▶ The exercise:
Where a line in the listing below contains the word "title", copy that line.

▶ Material provided:

════════════════════

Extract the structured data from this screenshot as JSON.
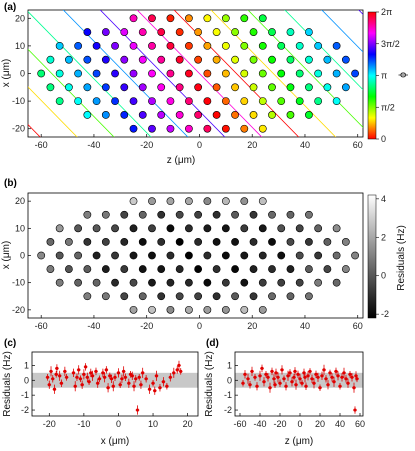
{
  "chart_data": [
    {
      "panel": "(a)",
      "type": "scatter",
      "xlabel": "z (μm)",
      "ylabel": "x (μm)",
      "xlim": [
        -65,
        62
      ],
      "ylim": [
        -23,
        23
      ],
      "xticks": [
        "-60",
        "-40",
        "-20",
        "0",
        "20",
        "40",
        "60"
      ],
      "yticks": [
        "20",
        "10",
        "0",
        "-10",
        "-20"
      ],
      "colorbar": {
        "label": "ϕ",
        "range": [
          0,
          6.2832
        ],
        "ticks": [
          "2π",
          "3π/2",
          "π",
          "π/2",
          "0"
        ],
        "colormap": "hsv"
      },
      "points_note": "ion positions colored by phase phi; diagonal phase fronts overlaid"
    },
    {
      "panel": "(b)",
      "type": "scatter",
      "xlabel": "",
      "ylabel": "x (μm)",
      "xlim": [
        -65,
        62
      ],
      "ylim": [
        -23,
        23
      ],
      "xticks": [
        "-60",
        "-40",
        "-20",
        "0",
        "20",
        "40",
        "60"
      ],
      "yticks": [
        "20",
        "10",
        "0",
        "-10",
        "-20"
      ],
      "colorbar": {
        "label": "Residuals (Hz)",
        "range": [
          -2.2,
          4.2
        ],
        "ticks": [
          "4",
          "2",
          "0",
          "-2"
        ],
        "colormap": "gray"
      }
    },
    {
      "panel": "(c)",
      "type": "scatter",
      "xlabel": "x (μm)",
      "ylabel": "Residuals (Hz)",
      "xlim": [
        -25,
        23
      ],
      "ylim": [
        -2.4,
        1.9
      ],
      "xticks": [
        "-20",
        "-10",
        "0",
        "10",
        "20"
      ],
      "yticks": [
        "1",
        "0",
        "-1",
        "-2"
      ],
      "band": [
        -0.5,
        0.5
      ],
      "series": [
        {
          "name": "",
          "x": [
            -20.5,
            -20,
            -19.5,
            -19,
            -18.5,
            -18,
            -17.8,
            -17,
            -16.5,
            -15.5,
            -15,
            -13,
            -12.5,
            -12,
            -11.5,
            -11,
            -10.5,
            -10,
            -9.5,
            -9,
            -8.5,
            -8,
            -7.5,
            -6.5,
            -6,
            -5.5,
            -4.5,
            -4,
            -3.5,
            -3,
            -2.5,
            -2,
            -1.5,
            -1,
            0,
            0.5,
            1,
            1.5,
            2,
            3,
            3.5,
            4,
            4.5,
            5,
            5.5,
            6,
            6.5,
            7,
            8,
            9,
            10,
            10.5,
            11,
            12,
            13,
            14,
            15,
            16,
            17,
            17.5,
            18
          ],
          "y": [
            0.2,
            -0.3,
            0.6,
            0.1,
            -0.6,
            0.4,
            0.8,
            0.3,
            -0.2,
            0.6,
            0.2,
            0.5,
            -0.4,
            0.2,
            0.7,
            0.1,
            -0.3,
            0.4,
            0.9,
            0.2,
            -0.1,
            0.5,
            0.3,
            0.6,
            -0.2,
            0.1,
            0.5,
            0.2,
            0.7,
            -0.5,
            0.3,
            0.1,
            -0.4,
            0.2,
            0.5,
            -0.3,
            0.1,
            0.6,
            0.2,
            -0.2,
            0.4,
            0.3,
            -0.4,
            0.1,
            -2.0,
            0.2,
            -0.3,
            0.5,
            0.1,
            -0.6,
            -0.2,
            -0.7,
            0.3,
            -0.5,
            -0.1,
            -0.4,
            0.2,
            0.5,
            0.7,
            1.0,
            0.6
          ]
        }
      ]
    },
    {
      "panel": "(d)",
      "type": "scatter",
      "xlabel": "z (μm)",
      "ylabel": "Residuals (Hz)",
      "xlim": [
        -65,
        63
      ],
      "ylim": [
        -2.4,
        1.9
      ],
      "xticks": [
        "-60",
        "-40",
        "-20",
        "0",
        "20",
        "40",
        "60"
      ],
      "yticks": [
        "1",
        "0",
        "-1",
        "-2"
      ],
      "band": [
        -0.5,
        0.5
      ],
      "series": [
        {
          "name": "",
          "x": [
            -57,
            -55,
            -52,
            -50,
            -48,
            -45,
            -43,
            -40,
            -38,
            -36,
            -34,
            -32,
            -30,
            -28,
            -26,
            -25,
            -24,
            -22,
            -20,
            -18,
            -16,
            -14,
            -12,
            -10,
            -8,
            -6,
            -5,
            -4,
            -2,
            0,
            2,
            4,
            5,
            6,
            8,
            10,
            12,
            14,
            16,
            18,
            20,
            22,
            24,
            26,
            28,
            30,
            32,
            34,
            36,
            38,
            40,
            42,
            44,
            46,
            48,
            50,
            52,
            54,
            55,
            56,
            57
          ],
          "y": [
            -0.2,
            0.4,
            0.1,
            -0.3,
            0.6,
            0.2,
            -0.4,
            0.3,
            0.8,
            -0.1,
            0.4,
            0.2,
            -0.5,
            0.6,
            0.1,
            -0.3,
            0.5,
            0.2,
            -0.2,
            0.7,
            0.1,
            -0.4,
            0.3,
            0.5,
            -0.1,
            0.2,
            0.6,
            -0.3,
            0.4,
            0.1,
            -0.2,
            0.5,
            0.2,
            -0.4,
            0.3,
            0.6,
            0.1,
            -0.2,
            0.4,
            0.2,
            -0.5,
            0.3,
            0.7,
            0.1,
            -0.3,
            0.5,
            0.2,
            -0.1,
            0.6,
            0.3,
            -0.4,
            0.2,
            0.5,
            0.1,
            -0.2,
            0.4,
            0.2,
            -0.5,
            -2.0,
            0.3,
            0.1
          ]
        }
      ]
    }
  ]
}
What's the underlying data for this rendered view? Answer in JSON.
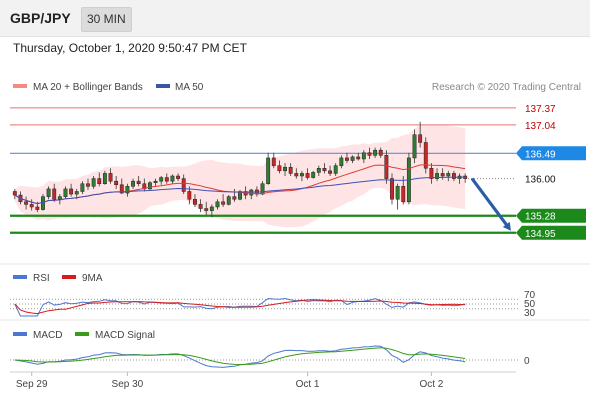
{
  "header": {
    "symbol": "GBP/JPY",
    "timeframe": "30 MIN"
  },
  "datetime": "Thursday, October 1, 2020 9:50:47 PM CET",
  "legend": {
    "main": [
      "MA 20 + Bollinger Bands",
      "MA 50"
    ],
    "rsi": [
      "RSI",
      "9MA"
    ],
    "macd": [
      "MACD",
      "MACD Signal"
    ]
  },
  "copyright": "Research © 2020 Trading Central",
  "colors": {
    "up": "#2e7d32",
    "down": "#c62828",
    "ma20": "#e53935",
    "ma50": "#3f51b5",
    "band": "#ffcdd2",
    "blue_tag": "#1e88e5",
    "green": "#1b8a1b",
    "arrow": "#2a5da8",
    "rsi_line": "#4a78d0",
    "macd_line": "#4a78d0",
    "macd_signal": "#3a9a1a"
  },
  "chart_data": {
    "type": "candlestick",
    "x_ticks": [
      "Sep 29",
      "Sep 30",
      "Oct 1",
      "Oct 2"
    ],
    "ylim": [
      134.5,
      137.6
    ],
    "levels": [
      {
        "label": "137.37",
        "value": 137.37,
        "kind": "resistance",
        "style": "red-thin"
      },
      {
        "label": "137.04",
        "value": 137.04,
        "kind": "resistance",
        "style": "red-thin"
      },
      {
        "label": "136.49",
        "value": 136.49,
        "kind": "pivot",
        "style": "blue"
      },
      {
        "label": "136.00",
        "value": 136.0,
        "kind": "last",
        "style": "dotted"
      },
      {
        "label": "135.28",
        "value": 135.28,
        "kind": "support",
        "style": "green-thick"
      },
      {
        "label": "134.95",
        "value": 134.95,
        "kind": "support",
        "style": "green-thick"
      }
    ],
    "forecast": {
      "from": 136.0,
      "to": 134.95,
      "direction": "down"
    },
    "series": [
      {
        "name": "GBP/JPY",
        "ohlc": [
          [
            135.75,
            135.8,
            135.6,
            135.68
          ],
          [
            135.68,
            135.75,
            135.5,
            135.55
          ],
          [
            135.55,
            135.65,
            135.4,
            135.5
          ],
          [
            135.5,
            135.6,
            135.38,
            135.45
          ],
          [
            135.45,
            135.55,
            135.35,
            135.4
          ],
          [
            135.4,
            135.7,
            135.38,
            135.65
          ],
          [
            135.65,
            135.85,
            135.6,
            135.8
          ],
          [
            135.8,
            135.9,
            135.55,
            135.6
          ],
          [
            135.6,
            135.7,
            135.5,
            135.65
          ],
          [
            135.65,
            135.85,
            135.62,
            135.8
          ],
          [
            135.8,
            135.9,
            135.65,
            135.7
          ],
          [
            135.7,
            135.8,
            135.6,
            135.75
          ],
          [
            135.75,
            135.95,
            135.7,
            135.9
          ],
          [
            135.9,
            136.0,
            135.78,
            135.85
          ],
          [
            135.85,
            136.05,
            135.8,
            136.0
          ],
          [
            136.0,
            136.12,
            135.85,
            135.9
          ],
          [
            135.9,
            136.15,
            135.88,
            136.1
          ],
          [
            136.1,
            136.2,
            135.9,
            135.95
          ],
          [
            135.95,
            136.05,
            135.8,
            135.88
          ],
          [
            135.88,
            136.0,
            135.7,
            135.72
          ],
          [
            135.72,
            135.9,
            135.65,
            135.85
          ],
          [
            135.85,
            136.0,
            135.8,
            135.95
          ],
          [
            135.95,
            136.05,
            135.85,
            135.9
          ],
          [
            135.9,
            136.0,
            135.75,
            135.8
          ],
          [
            135.8,
            135.95,
            135.78,
            135.92
          ],
          [
            135.92,
            136.0,
            135.85,
            135.95
          ],
          [
            135.95,
            136.05,
            135.88,
            136.02
          ],
          [
            136.02,
            136.1,
            135.9,
            135.95
          ],
          [
            135.95,
            136.08,
            135.9,
            136.05
          ],
          [
            136.05,
            136.1,
            135.95,
            136.0
          ],
          [
            136.0,
            136.08,
            135.7,
            135.75
          ],
          [
            135.75,
            135.85,
            135.5,
            135.6
          ],
          [
            135.6,
            135.7,
            135.45,
            135.5
          ],
          [
            135.5,
            135.6,
            135.35,
            135.42
          ],
          [
            135.42,
            135.55,
            135.3,
            135.38
          ],
          [
            135.38,
            135.5,
            135.25,
            135.45
          ],
          [
            135.45,
            135.6,
            135.4,
            135.55
          ],
          [
            135.55,
            135.7,
            135.45,
            135.5
          ],
          [
            135.5,
            135.68,
            135.48,
            135.65
          ],
          [
            135.65,
            135.8,
            135.55,
            135.6
          ],
          [
            135.6,
            135.78,
            135.58,
            135.75
          ],
          [
            135.75,
            135.85,
            135.6,
            135.68
          ],
          [
            135.68,
            135.8,
            135.6,
            135.78
          ],
          [
            135.78,
            135.85,
            135.65,
            135.7
          ],
          [
            135.7,
            135.95,
            135.68,
            135.9
          ],
          [
            135.9,
            136.5,
            135.88,
            136.4
          ],
          [
            136.4,
            136.5,
            136.2,
            136.25
          ],
          [
            136.25,
            136.35,
            136.1,
            136.15
          ],
          [
            136.15,
            136.3,
            136.05,
            136.22
          ],
          [
            136.22,
            136.3,
            136.05,
            136.1
          ],
          [
            136.1,
            136.2,
            136.0,
            136.05
          ],
          [
            136.05,
            136.15,
            135.95,
            136.1
          ],
          [
            136.1,
            136.2,
            135.98,
            136.02
          ],
          [
            136.02,
            136.15,
            136.0,
            136.12
          ],
          [
            136.12,
            136.25,
            136.05,
            136.2
          ],
          [
            136.2,
            136.3,
            136.1,
            136.15
          ],
          [
            136.15,
            136.25,
            136.05,
            136.1
          ],
          [
            136.1,
            136.3,
            136.05,
            136.25
          ],
          [
            136.25,
            136.45,
            136.2,
            136.4
          ],
          [
            136.4,
            136.5,
            136.3,
            136.35
          ],
          [
            136.35,
            136.45,
            136.3,
            136.42
          ],
          [
            136.42,
            136.5,
            136.35,
            136.38
          ],
          [
            136.38,
            136.55,
            136.3,
            136.5
          ],
          [
            136.5,
            136.6,
            136.38,
            136.45
          ],
          [
            136.45,
            136.6,
            136.4,
            136.55
          ],
          [
            136.55,
            136.6,
            136.4,
            136.45
          ],
          [
            136.45,
            136.55,
            135.9,
            136.0
          ],
          [
            136.0,
            136.1,
            135.5,
            135.6
          ],
          [
            135.6,
            135.9,
            135.4,
            135.85
          ],
          [
            135.85,
            136.05,
            135.5,
            135.55
          ],
          [
            135.55,
            136.5,
            135.5,
            136.4
          ],
          [
            136.4,
            136.95,
            136.3,
            136.85
          ],
          [
            136.85,
            137.1,
            136.6,
            136.7
          ],
          [
            136.7,
            136.8,
            136.1,
            136.2
          ],
          [
            136.2,
            136.3,
            135.9,
            136.0
          ],
          [
            136.0,
            136.2,
            135.95,
            136.1
          ],
          [
            136.1,
            136.2,
            135.98,
            136.05
          ],
          [
            136.05,
            136.15,
            135.95,
            136.1
          ],
          [
            136.1,
            136.15,
            135.95,
            136.0
          ],
          [
            136.0,
            136.1,
            135.9,
            136.05
          ],
          [
            136.05,
            136.1,
            135.92,
            136.0
          ]
        ]
      },
      {
        "name": "MA 20 + Bollinger Bands",
        "values": []
      },
      {
        "name": "MA 50",
        "values": []
      }
    ]
  },
  "rsi": {
    "levels": [
      "70",
      "50",
      "30"
    ]
  },
  "macd": {
    "levels": [
      "0"
    ]
  }
}
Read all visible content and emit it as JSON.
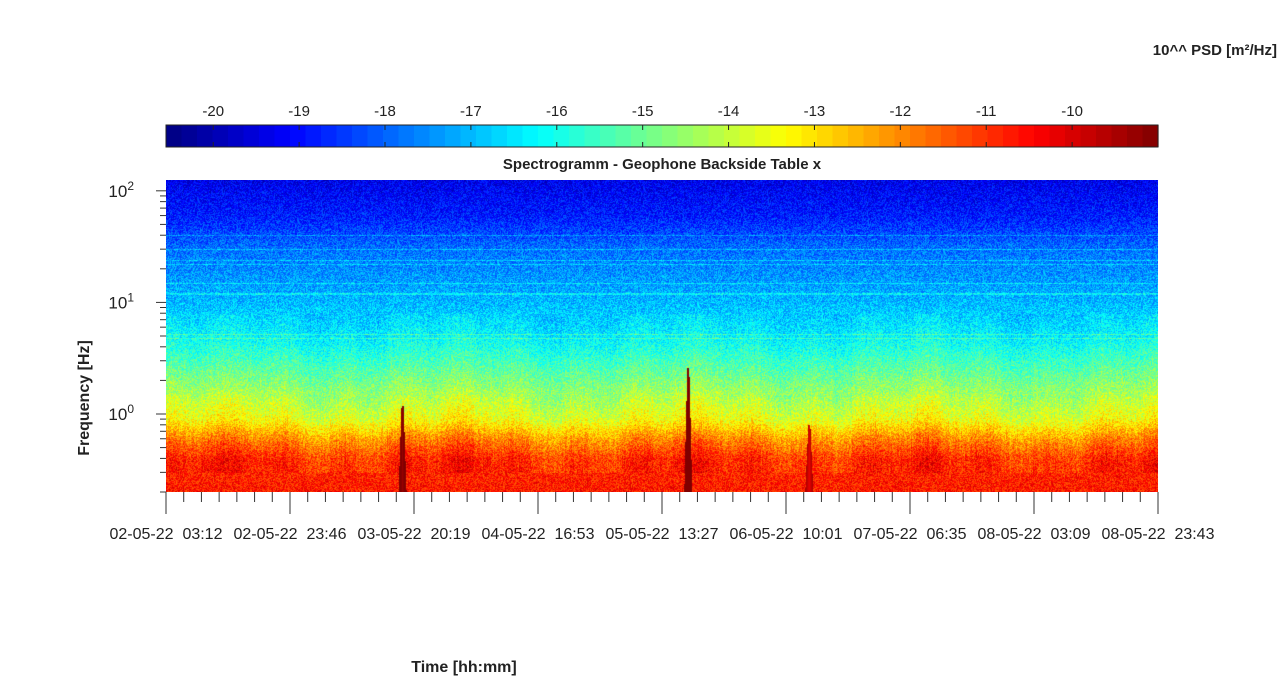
{
  "chart_data": {
    "type": "heatmap",
    "title": "Spectrogramm - Geophone Backside Table x",
    "xlabel": "Time [hh:mm]",
    "ylabel": "Frequency [Hz]",
    "colorbar": {
      "label": "10^^ PSD [m²/Hz]",
      "range": [
        -20.55,
        -9.0
      ],
      "ticks": [
        "-20",
        "-19",
        "-18",
        "-17",
        "-16",
        "-15",
        "-14",
        "-13",
        "-12",
        "-11",
        "-10"
      ],
      "colormap": "jet"
    },
    "x_ticks": [
      "02-05-22  03:12",
      "02-05-22  23:46",
      "03-05-22  20:19",
      "04-05-22  16:53",
      "05-05-22  13:27",
      "06-05-22  10:01",
      "07-05-22  06:35",
      "08-05-22  03:09",
      "08-05-22  23:43"
    ],
    "y_scale": "log",
    "y_range": [
      0.2,
      125
    ],
    "y_ticks": [
      {
        "base": "10",
        "exp": "0"
      },
      {
        "base": "10",
        "exp": "1"
      },
      {
        "base": "10",
        "exp": "2"
      }
    ],
    "psd_profile": [
      {
        "freq": 0.2,
        "log_psd": -10.7
      },
      {
        "freq": 0.4,
        "log_psd": -10.9
      },
      {
        "freq": 0.6,
        "log_psd": -12.0
      },
      {
        "freq": 0.9,
        "log_psd": -13.5
      },
      {
        "freq": 2,
        "log_psd": -14.8
      },
      {
        "freq": 5,
        "log_psd": -16.3
      },
      {
        "freq": 10,
        "log_psd": -17.0
      },
      {
        "freq": 30,
        "log_psd": -17.8
      },
      {
        "freq": 60,
        "log_psd": -18.8
      },
      {
        "freq": 125,
        "log_psd": -19.3
      }
    ],
    "events": [
      {
        "time_fraction": 0.238,
        "max_freq": 1.2,
        "log_psd": -9.3
      },
      {
        "time_fraction": 0.526,
        "max_freq": 2.6,
        "log_psd": -9.0
      },
      {
        "time_fraction": 0.648,
        "max_freq": 0.8,
        "log_psd": -10.2
      }
    ]
  }
}
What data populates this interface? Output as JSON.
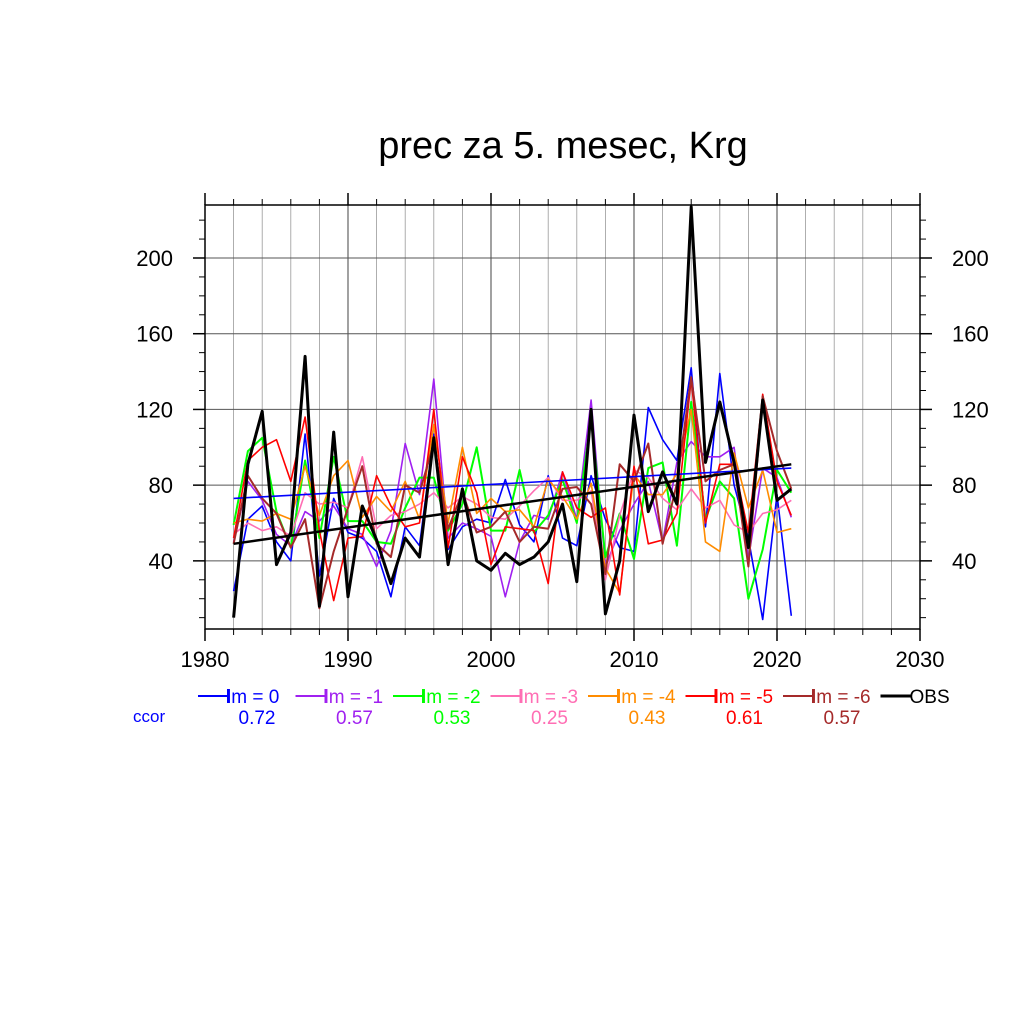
{
  "chart_data": {
    "type": "line",
    "title": "prec za 5. mesec, Krg",
    "xlabel": "",
    "ylabel": "",
    "xlim": [
      1980,
      2030
    ],
    "ylim": [
      4,
      228
    ],
    "xticks": [
      1980,
      1990,
      2000,
      2010,
      2020,
      2030
    ],
    "yticks": [
      40,
      80,
      120,
      160,
      200
    ],
    "grid": true,
    "legend_position": "bottom",
    "x": [
      1982,
      1983,
      1984,
      1985,
      1986,
      1987,
      1988,
      1989,
      1990,
      1991,
      1992,
      1993,
      1994,
      1995,
      1996,
      1997,
      1998,
      1999,
      2000,
      2001,
      2002,
      2003,
      2004,
      2005,
      2006,
      2007,
      2008,
      2009,
      2010,
      2011,
      2012,
      2013,
      2014,
      2015,
      2016,
      2017,
      2018,
      2019,
      2020,
      2021
    ],
    "series": [
      {
        "name": "lm = 0",
        "color": "#0000ff",
        "width": 1.6,
        "values": [
          24,
          62,
          69,
          50,
          40,
          107,
          32,
          73,
          55,
          52,
          45,
          21,
          58,
          48,
          107,
          46,
          58,
          62,
          60,
          83,
          59,
          50,
          85,
          52,
          48,
          85,
          62,
          47,
          45,
          121,
          104,
          93,
          142,
          58,
          139,
          80,
          52,
          9,
          75,
          11
        ]
      },
      {
        "name": "lm = -1",
        "color": "#a020f0",
        "width": 1.6,
        "values": [
          50,
          82,
          72,
          54,
          48,
          66,
          61,
          69,
          57,
          54,
          37,
          56,
          102,
          75,
          136,
          52,
          60,
          57,
          53,
          21,
          50,
          64,
          62,
          87,
          62,
          125,
          37,
          56,
          70,
          82,
          50,
          92,
          103,
          95,
          95,
          100,
          41,
          89,
          84,
          63
        ]
      },
      {
        "name": "lm = -2",
        "color": "#00ff00",
        "width": 2.0,
        "values": [
          59,
          98,
          105,
          66,
          47,
          93,
          52,
          95,
          61,
          61,
          50,
          49,
          68,
          84,
          84,
          56,
          70,
          100,
          56,
          56,
          88,
          55,
          64,
          83,
          60,
          115,
          42,
          65,
          41,
          89,
          92,
          48,
          124,
          62,
          82,
          73,
          20,
          46,
          88,
          76
        ]
      },
      {
        "name": "lm = -3",
        "color": "#ff6eb4",
        "width": 1.6,
        "values": [
          54,
          60,
          56,
          58,
          53,
          76,
          70,
          71,
          68,
          95,
          57,
          64,
          66,
          70,
          76,
          68,
          74,
          70,
          63,
          62,
          69,
          77,
          84,
          72,
          72,
          77,
          30,
          64,
          88,
          84,
          73,
          67,
          78,
          68,
          72,
          59,
          55,
          65,
          67,
          72
        ]
      },
      {
        "name": "lm = -4",
        "color": "#ff8c00",
        "width": 1.6,
        "values": [
          60,
          62,
          61,
          65,
          62,
          90,
          64,
          85,
          93,
          63,
          74,
          66,
          82,
          62,
          112,
          60,
          100,
          65,
          73,
          66,
          67,
          58,
          83,
          74,
          62,
          81,
          36,
          23,
          86,
          75,
          75,
          86,
          120,
          50,
          45,
          97,
          68,
          88,
          55,
          57
        ]
      },
      {
        "name": "lm = -5",
        "color": "#ff0000",
        "width": 1.6,
        "values": [
          52,
          93,
          100,
          104,
          82,
          116,
          56,
          19,
          52,
          53,
          85,
          69,
          58,
          60,
          120,
          47,
          95,
          76,
          38,
          58,
          57,
          56,
          28,
          87,
          68,
          63,
          68,
          22,
          90,
          49,
          51,
          65,
          136,
          60,
          91,
          91,
          55,
          128,
          82,
          64
        ]
      },
      {
        "name": "lm = -6",
        "color": "#a52a2a",
        "width": 2.0,
        "values": [
          49,
          85,
          73,
          65,
          47,
          62,
          15,
          45,
          68,
          90,
          49,
          42,
          80,
          76,
          102,
          57,
          76,
          55,
          58,
          66,
          50,
          58,
          57,
          78,
          79,
          70,
          33,
          91,
          82,
          102,
          49,
          81,
          137,
          82,
          88,
          91,
          37,
          127,
          98,
          78
        ]
      },
      {
        "name": "OBS",
        "color": "#000000",
        "width": 3.0,
        "values": [
          10,
          91,
          119,
          38,
          55,
          148,
          16,
          108,
          21,
          69,
          51,
          28,
          52,
          42,
          105,
          38,
          78,
          40,
          35,
          44,
          38,
          42,
          50,
          70,
          29,
          120,
          12,
          40,
          117,
          66,
          87,
          70,
          227,
          92,
          124,
          92,
          47,
          125,
          72,
          78
        ]
      }
    ],
    "trend_lines": [
      {
        "color": "#0000ff",
        "width": 1.6,
        "x": [
          1982,
          2021
        ],
        "y": [
          73,
          89
        ]
      },
      {
        "color": "#000000",
        "width": 2.5,
        "x": [
          1982,
          2021
        ],
        "y": [
          49,
          91
        ]
      }
    ],
    "ccor_label": "ccor",
    "ccor_values": [
      "0.72",
      "0.57",
      "0.53",
      "0.25",
      "0.43",
      "0.61",
      "0.57"
    ]
  }
}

════════════════════

▶ Solution below:
    "title": "Spectrogramm - Geophone Backside Table x",
    "title": "prec za 5. mesec, Krg",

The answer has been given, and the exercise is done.